-------- INPUT RECORDS --------
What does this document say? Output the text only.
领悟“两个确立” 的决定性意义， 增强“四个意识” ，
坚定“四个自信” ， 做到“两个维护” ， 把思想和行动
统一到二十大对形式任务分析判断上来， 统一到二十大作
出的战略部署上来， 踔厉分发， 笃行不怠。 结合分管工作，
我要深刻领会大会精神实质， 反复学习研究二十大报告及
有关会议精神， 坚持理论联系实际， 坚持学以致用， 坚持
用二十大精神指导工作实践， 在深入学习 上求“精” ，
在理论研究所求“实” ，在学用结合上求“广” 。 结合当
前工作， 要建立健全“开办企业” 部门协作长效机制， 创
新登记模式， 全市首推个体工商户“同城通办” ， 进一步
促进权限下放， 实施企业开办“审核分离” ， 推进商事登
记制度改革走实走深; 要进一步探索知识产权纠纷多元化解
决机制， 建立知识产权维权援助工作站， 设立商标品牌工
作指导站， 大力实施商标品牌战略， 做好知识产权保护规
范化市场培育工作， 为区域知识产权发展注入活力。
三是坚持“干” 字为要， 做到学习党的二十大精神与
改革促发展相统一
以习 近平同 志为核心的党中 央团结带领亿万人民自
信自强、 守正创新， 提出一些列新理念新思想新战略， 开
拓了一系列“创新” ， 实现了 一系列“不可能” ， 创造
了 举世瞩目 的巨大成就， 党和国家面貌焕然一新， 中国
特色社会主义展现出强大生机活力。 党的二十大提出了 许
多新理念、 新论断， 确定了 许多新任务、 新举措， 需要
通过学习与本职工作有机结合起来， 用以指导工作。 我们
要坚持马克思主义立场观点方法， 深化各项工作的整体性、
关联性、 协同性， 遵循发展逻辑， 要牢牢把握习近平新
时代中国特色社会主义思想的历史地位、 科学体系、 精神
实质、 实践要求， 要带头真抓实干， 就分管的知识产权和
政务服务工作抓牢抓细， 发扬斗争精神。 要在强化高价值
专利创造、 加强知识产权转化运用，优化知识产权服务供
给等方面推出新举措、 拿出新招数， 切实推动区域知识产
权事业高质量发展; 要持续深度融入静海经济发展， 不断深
--------
**WORK INSTRUCTIONS**
Give back each line above precisely as it stands.

**ANSWER**
What does this document say? Output the text only.
领悟“两个确立” 的决定性意义， 增强“四个意识” ，
坚定“四个自信” ， 做到“两个维护” ， 把思想和行动
统一到二十大对形式任务分析判断上来， 统一到二十大作
出的战略部署上来， 踔厉分发， 笃行不怠。 结合分管工作，
我要深刻领会大会精神实质， 反复学习研究二十大报告及
有关会议精神， 坚持理论联系实际， 坚持学以致用， 坚持
用二十大精神指导工作实践， 在深入学习 上求“精” ，
在理论研究所求“实” ，在学用结合上求“广” 。 结合当
前工作， 要建立健全“开办企业” 部门协作长效机制， 创
新登记模式， 全市首推个体工商户“同城通办” ， 进一步
促进权限下放， 实施企业开办“审核分离” ， 推进商事登
记制度改革走实走深; 要进一步探索知识产权纠纷多元化解
决机制， 建立知识产权维权援助工作站， 设立商标品牌工
作指导站， 大力实施商标品牌战略， 做好知识产权保护规
范化市场培育工作， 为区域知识产权发展注入活力。
三是坚持“干” 字为要， 做到学习党的二十大精神与
改革促发展相统一
以习 近平同 志为核心的党中 央团结带领亿万人民自
信自强、 守正创新， 提出一些列新理念新思想新战略， 开
拓了一系列“创新” ， 实现了 一系列“不可能” ， 创造
了 举世瞩目 的巨大成就， 党和国家面貌焕然一新， 中国
特色社会主义展现出强大生机活力。 党的二十大提出了 许
多新理念、 新论断， 确定了 许多新任务、 新举措， 需要
通过学习与本职工作有机结合起来， 用以指导工作。 我们
要坚持马克思主义立场观点方法， 深化各项工作的整体性、
关联性、 协同性， 遵循发展逻辑， 要牢牢把握习近平新
时代中国特色社会主义思想的历史地位、 科学体系、 精神
实质、 实践要求， 要带头真抓实干， 就分管的知识产权和
政务服务工作抓牢抓细， 发扬斗争精神。 要在强化高价值
专利创造、 加强知识产权转化运用，优化知识产权服务供
给等方面推出新举措、 拿出新招数， 切实推动区域知识产
权事业高质量发展; 要持续深度融入静海经济发展， 不断深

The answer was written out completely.